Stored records
== == ==
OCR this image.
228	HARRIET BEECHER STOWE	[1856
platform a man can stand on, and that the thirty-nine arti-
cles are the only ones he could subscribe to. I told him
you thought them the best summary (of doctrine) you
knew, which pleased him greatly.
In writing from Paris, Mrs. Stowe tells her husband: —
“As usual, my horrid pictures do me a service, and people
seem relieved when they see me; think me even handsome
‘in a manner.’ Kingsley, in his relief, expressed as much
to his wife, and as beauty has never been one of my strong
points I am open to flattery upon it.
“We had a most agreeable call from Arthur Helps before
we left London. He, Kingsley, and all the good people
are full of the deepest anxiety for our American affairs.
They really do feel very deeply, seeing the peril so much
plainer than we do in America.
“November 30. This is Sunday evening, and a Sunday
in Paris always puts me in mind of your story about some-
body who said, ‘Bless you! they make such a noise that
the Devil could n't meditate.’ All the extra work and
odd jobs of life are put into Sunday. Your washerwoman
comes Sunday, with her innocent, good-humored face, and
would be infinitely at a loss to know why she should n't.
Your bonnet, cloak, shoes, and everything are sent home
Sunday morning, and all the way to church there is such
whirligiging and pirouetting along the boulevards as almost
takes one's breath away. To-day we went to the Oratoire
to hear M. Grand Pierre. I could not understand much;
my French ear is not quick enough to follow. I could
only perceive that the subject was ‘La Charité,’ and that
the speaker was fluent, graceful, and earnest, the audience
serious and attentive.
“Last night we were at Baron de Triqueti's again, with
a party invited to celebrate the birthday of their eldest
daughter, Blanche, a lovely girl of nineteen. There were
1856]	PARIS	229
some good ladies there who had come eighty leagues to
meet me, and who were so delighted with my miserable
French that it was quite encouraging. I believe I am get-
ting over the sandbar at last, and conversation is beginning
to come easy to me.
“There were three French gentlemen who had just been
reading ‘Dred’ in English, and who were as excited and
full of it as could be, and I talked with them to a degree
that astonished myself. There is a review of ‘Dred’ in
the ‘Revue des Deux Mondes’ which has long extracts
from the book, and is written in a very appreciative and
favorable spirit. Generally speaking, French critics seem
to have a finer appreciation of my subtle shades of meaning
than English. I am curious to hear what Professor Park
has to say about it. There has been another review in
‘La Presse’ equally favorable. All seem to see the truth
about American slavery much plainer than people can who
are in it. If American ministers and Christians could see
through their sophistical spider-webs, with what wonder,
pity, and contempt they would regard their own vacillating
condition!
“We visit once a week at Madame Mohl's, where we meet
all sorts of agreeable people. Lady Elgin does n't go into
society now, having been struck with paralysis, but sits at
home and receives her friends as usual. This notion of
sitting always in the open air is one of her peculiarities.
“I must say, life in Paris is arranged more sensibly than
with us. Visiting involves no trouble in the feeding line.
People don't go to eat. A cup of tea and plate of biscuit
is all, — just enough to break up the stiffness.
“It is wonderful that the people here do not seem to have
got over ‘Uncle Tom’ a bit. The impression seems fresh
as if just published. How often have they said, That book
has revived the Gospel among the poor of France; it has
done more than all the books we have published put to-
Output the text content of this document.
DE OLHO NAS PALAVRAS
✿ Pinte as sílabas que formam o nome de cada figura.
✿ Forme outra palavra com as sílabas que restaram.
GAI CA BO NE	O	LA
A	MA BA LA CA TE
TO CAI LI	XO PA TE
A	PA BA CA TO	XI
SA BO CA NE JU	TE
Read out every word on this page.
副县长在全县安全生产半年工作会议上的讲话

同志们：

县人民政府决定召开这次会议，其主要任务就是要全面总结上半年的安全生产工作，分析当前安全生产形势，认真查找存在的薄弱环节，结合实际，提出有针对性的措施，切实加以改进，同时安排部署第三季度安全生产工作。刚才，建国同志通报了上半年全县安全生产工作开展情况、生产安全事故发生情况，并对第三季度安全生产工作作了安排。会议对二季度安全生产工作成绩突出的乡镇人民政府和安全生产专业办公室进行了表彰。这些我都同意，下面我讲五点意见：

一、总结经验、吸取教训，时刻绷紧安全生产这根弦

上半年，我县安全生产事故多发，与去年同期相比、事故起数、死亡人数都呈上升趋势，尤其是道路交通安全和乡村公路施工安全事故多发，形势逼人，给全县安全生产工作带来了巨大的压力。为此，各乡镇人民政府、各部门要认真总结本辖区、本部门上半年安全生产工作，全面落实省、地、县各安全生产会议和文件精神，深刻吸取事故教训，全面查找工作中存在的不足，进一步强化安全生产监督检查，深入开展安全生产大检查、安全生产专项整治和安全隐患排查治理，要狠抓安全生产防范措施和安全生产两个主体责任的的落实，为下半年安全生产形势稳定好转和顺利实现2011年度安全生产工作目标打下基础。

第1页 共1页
== == ==
GIVEN INSTRUCTION:
Extract the lines above from the one containing "Read out every word on this page." to the last line, both included, exactly as written.

TASK ANSWER:
Read out every word on this page.
副县长在全县安全生产半年工作会议上的讲话

同志们：

县人民政府决定召开这次会议，其主要任务就是要全面总结上半年的安全生产工作，分析当前安全生产形势，认真查找存在的薄弱环节，结合实际，提出有针对性的措施，切实加以改进，同时安排部署第三季度安全生产工作。刚才，建国同志通报了上半年全县安全生产工作开展情况、生产安全事故发生情况，并对第三季度安全生产工作作了安排。会议对二季度安全生产工作成绩突出的乡镇人民政府和安全生产专业办公室进行了表彰。这些我都同意，下面我讲五点意见：

一、总结经验、吸取教训，时刻绷紧安全生产这根弦

上半年，我县安全生产事故多发，与去年同期相比、事故起数、死亡人数都呈上升趋势，尤其是道路交通安全和乡村公路施工安全事故多发，形势逼人，给全县安全生产工作带来了巨大的压力。为此，各乡镇人民政府、各部门要认真总结本辖区、本部门上半年安全生产工作，全面落实省、地、县各安全生产会议和文件精神，深刻吸取事故教训，全面查找工作中存在的不足，进一步强化安全生产监督检查，深入开展安全生产大检查、安全生产专项整治和安全隐患排查治理，要狠抓安全生产防范措施和安全生产两个主体责任的的落实，为下半年安全生产形势稳定好转和顺利实现2011年度安全生产工作目标打下基础。

第1页 共1页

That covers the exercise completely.